▶ **TASK TO COMPLETE**: Read the data and repeat it in full, exactly.

▶ **DATASET RECORDS**:
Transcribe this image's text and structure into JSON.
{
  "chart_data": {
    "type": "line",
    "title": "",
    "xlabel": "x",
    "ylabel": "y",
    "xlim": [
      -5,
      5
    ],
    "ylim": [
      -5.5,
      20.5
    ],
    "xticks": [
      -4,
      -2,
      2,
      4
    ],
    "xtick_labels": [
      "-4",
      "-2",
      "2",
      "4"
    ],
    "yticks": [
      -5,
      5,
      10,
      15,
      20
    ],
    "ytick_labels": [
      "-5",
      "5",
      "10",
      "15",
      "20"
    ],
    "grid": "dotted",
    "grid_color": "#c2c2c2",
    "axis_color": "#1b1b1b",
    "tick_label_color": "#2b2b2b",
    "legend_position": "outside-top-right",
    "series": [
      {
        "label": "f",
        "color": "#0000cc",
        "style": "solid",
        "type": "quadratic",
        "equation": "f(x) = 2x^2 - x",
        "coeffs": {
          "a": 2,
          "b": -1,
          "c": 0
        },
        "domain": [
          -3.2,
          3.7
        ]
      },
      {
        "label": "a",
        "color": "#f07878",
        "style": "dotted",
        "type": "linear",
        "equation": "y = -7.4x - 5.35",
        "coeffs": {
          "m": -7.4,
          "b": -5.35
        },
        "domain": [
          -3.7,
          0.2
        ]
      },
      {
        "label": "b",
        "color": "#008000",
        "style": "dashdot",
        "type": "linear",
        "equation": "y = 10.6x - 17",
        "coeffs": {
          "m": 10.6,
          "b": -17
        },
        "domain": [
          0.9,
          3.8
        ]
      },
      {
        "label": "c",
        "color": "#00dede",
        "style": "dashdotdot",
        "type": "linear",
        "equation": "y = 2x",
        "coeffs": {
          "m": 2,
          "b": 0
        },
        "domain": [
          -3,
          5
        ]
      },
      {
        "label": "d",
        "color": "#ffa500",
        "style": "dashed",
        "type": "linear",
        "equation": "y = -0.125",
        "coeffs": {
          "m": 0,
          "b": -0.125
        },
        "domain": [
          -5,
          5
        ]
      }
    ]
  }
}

▶ **ANSWER FOR THE TASK**:
Transcribe this image's text and structure into JSON.
{
  "chart_data": {
    "type": "line",
    "title": "",
    "xlabel": "x",
    "ylabel": "y",
    "xlim": [
      -5,
      5
    ],
    "ylim": [
      -5.5,
      20.5
    ],
    "xticks": [
      -4,
      -2,
      2,
      4
    ],
    "xtick_labels": [
      "-4",
      "-2",
      "2",
      "4"
    ],
    "yticks": [
      -5,
      5,
      10,
      15,
      20
    ],
    "ytick_labels": [
      "-5",
      "5",
      "10",
      "15",
      "20"
    ],
    "grid": "dotted",
    "grid_color": "#c2c2c2",
    "axis_color": "#1b1b1b",
    "tick_label_color": "#2b2b2b",
    "legend_position": "outside-top-right",
    "series": [
      {
        "label": "f",
        "color": "#0000cc",
        "style": "solid",
        "type": "quadratic",
        "equation": "f(x) = 2x^2 - x",
        "coeffs": {
          "a": 2,
          "b": -1,
          "c": 0
        },
        "domain": [
          -3.2,
          3.7
        ]
      },
      {
        "label": "a",
        "color": "#f07878",
        "style": "dotted",
        "type": "linear",
        "equation": "y = -7.4x - 5.35",
        "coeffs": {
          "m": -7.4,
          "b": -5.35
        },
        "domain": [
          -3.7,
          0.2
        ]
      },
      {
        "label": "b",
        "color": "#008000",
        "style": "dashdot",
        "type": "linear",
        "equation": "y = 10.6x - 17",
        "coeffs": {
          "m": 10.6,
          "b": -17
        },
        "domain": [
          0.9,
          3.8
        ]
      },
      {
        "label": "c",
        "color": "#00dede",
        "style": "dashdotdot",
        "type": "linear",
        "equation": "y = 2x",
        "coeffs": {
          "m": 2,
          "b": 0
        },
        "domain": [
          -3,
          5
        ]
      },
      {
        "label": "d",
        "color": "#ffa500",
        "style": "dashed",
        "type": "linear",
        "equation": "y = -0.125",
        "coeffs": {
          "m": 0,
          "b": -0.125
        },
        "domain": [
          -5,
          5
        ]
      }
    ]
  }
}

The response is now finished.